__Data for this task__
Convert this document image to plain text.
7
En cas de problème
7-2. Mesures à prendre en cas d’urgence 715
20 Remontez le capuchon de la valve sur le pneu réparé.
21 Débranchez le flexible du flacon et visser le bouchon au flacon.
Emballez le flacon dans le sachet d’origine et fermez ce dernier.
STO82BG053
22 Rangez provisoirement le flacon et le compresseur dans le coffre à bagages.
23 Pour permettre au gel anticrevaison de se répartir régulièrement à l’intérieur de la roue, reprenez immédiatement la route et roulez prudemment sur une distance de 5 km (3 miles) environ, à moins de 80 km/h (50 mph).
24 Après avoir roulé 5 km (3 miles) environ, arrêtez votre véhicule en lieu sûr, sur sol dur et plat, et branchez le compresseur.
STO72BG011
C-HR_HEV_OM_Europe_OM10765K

__What you need to do__
Restate the data above word for word, please.

__Solution for this task__
Convert this document image to plain text.
7
En cas de problème
7-2. Mesures à prendre en cas d’urgence 715
20 Remontez le capuchon de la valve sur le pneu réparé.
21 Débranchez le flexible du flacon et visser le bouchon au flacon.
Emballez le flacon dans le sachet d’origine et fermez ce dernier.
STO82BG053
22 Rangez provisoirement le flacon et le compresseur dans le coffre à bagages.
23 Pour permettre au gel anticrevaison de se répartir régulièrement à l’intérieur de la roue, reprenez immédiatement la route et roulez prudemment sur une distance de 5 km (3 miles) environ, à moins de 80 km/h (50 mph).
24 Après avoir roulé 5 km (3 miles) environ, arrêtez votre véhicule en lieu sûr, sur sol dur et plat, et branchez le compresseur.
STO72BG011
C-HR_HEV_OM_Europe_OM10765K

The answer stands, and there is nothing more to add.